TASK REQUIREMENTS. In the data below, find each line containing the string "this" and return it.

-- Start MATERIALS PROVIDED --

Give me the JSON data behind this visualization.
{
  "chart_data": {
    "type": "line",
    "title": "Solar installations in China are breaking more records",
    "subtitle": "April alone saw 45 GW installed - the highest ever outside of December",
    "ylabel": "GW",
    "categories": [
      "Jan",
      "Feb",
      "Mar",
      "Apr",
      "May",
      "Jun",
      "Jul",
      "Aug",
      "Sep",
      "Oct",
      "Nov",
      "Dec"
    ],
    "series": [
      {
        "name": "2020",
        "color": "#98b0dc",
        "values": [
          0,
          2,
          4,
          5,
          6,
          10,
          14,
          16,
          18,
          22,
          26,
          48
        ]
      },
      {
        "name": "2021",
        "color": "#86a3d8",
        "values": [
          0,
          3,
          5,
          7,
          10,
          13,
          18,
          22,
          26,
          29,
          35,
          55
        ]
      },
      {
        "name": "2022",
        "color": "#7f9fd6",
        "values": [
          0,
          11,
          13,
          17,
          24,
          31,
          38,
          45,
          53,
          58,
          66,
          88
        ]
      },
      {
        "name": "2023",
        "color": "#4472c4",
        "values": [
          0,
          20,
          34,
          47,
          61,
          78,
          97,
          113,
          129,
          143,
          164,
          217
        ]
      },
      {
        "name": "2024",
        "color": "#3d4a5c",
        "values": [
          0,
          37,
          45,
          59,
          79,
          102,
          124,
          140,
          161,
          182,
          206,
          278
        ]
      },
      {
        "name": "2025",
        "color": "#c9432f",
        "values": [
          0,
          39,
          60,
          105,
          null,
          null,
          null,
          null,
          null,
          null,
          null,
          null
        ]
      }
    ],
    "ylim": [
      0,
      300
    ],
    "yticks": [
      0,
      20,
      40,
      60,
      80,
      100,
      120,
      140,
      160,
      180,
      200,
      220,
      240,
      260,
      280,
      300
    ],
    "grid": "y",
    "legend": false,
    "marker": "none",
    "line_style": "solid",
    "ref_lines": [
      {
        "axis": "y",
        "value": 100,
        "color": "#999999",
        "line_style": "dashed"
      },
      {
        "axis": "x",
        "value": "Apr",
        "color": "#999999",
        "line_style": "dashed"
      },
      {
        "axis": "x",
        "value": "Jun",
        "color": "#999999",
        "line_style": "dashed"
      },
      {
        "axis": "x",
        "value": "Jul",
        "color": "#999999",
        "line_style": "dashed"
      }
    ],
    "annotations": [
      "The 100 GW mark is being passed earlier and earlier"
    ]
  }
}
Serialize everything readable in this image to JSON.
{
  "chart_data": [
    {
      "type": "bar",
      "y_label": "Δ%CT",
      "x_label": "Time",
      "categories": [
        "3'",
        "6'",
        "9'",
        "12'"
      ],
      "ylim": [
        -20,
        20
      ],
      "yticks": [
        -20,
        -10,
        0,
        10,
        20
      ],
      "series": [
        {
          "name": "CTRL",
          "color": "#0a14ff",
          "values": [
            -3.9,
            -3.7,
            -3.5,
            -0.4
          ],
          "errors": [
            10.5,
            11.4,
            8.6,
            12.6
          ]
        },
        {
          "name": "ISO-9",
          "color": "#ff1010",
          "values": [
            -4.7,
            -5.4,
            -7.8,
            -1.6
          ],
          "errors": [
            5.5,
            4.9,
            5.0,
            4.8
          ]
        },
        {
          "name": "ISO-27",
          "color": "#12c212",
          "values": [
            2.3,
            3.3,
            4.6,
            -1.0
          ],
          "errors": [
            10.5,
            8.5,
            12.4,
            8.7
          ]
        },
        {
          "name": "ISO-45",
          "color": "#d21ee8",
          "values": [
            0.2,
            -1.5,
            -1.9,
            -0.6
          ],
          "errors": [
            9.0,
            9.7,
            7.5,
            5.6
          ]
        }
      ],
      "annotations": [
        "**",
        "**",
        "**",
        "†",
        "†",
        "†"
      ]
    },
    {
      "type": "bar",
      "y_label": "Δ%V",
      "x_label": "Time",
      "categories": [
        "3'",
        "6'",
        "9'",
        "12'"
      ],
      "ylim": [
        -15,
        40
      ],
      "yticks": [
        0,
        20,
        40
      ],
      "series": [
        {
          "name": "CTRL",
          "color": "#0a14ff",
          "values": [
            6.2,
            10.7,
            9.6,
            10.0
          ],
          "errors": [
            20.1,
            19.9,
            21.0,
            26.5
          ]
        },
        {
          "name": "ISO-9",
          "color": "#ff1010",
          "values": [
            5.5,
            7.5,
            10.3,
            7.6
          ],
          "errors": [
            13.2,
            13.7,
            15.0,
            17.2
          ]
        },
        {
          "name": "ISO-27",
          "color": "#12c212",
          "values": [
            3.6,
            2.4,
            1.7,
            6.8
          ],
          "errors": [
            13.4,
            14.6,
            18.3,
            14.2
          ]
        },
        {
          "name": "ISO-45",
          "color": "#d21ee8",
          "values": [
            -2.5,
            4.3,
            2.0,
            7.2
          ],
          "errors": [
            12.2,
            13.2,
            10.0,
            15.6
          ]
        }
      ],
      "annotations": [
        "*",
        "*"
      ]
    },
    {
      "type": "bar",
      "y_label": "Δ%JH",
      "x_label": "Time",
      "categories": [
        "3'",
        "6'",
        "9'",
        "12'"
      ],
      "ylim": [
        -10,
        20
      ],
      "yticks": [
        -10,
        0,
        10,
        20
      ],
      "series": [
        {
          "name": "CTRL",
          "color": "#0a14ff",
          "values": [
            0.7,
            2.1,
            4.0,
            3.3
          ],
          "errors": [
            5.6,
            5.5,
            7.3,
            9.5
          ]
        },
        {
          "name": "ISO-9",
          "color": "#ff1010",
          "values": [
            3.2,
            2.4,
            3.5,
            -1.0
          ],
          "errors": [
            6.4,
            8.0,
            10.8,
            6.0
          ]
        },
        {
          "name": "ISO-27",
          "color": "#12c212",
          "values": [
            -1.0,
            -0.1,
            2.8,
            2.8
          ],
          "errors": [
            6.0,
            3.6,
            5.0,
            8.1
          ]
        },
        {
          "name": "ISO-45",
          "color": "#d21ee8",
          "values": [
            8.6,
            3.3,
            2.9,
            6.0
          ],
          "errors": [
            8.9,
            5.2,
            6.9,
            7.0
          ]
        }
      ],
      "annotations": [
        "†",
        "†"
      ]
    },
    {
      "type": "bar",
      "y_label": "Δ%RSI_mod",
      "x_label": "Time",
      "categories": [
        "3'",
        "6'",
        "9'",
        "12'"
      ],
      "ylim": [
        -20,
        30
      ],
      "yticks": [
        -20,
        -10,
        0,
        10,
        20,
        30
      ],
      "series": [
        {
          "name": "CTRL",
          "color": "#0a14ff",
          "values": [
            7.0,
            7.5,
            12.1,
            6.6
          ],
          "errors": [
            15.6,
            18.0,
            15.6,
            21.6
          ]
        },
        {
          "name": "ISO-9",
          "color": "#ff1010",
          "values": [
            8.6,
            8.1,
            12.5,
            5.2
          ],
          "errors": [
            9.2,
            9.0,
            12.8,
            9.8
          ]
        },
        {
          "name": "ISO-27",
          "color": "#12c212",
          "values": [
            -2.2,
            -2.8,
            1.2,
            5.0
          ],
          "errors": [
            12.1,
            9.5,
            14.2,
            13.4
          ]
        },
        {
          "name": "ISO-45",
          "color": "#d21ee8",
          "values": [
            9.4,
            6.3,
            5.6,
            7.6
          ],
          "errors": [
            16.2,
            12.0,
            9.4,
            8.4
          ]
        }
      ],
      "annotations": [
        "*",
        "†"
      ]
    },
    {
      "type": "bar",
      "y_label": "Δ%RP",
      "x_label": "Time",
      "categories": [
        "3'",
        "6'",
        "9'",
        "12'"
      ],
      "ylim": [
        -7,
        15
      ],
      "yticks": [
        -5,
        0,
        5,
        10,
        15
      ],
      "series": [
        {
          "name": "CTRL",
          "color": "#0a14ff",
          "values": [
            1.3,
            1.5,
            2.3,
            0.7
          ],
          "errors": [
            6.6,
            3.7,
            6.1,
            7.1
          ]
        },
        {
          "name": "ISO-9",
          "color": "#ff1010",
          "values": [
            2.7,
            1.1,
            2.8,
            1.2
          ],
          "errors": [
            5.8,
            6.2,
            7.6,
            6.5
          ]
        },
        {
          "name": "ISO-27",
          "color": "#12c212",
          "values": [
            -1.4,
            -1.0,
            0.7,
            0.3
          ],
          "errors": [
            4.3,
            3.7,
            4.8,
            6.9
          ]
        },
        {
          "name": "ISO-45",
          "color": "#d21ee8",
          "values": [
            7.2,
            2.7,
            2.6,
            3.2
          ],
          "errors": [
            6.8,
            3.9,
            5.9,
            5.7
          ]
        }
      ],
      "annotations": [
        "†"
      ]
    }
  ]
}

-- End MATERIALS PROVIDED --

ANSWER.
Give me the JSON data behind this visualization.
Serialize everything readable in this image to JSON.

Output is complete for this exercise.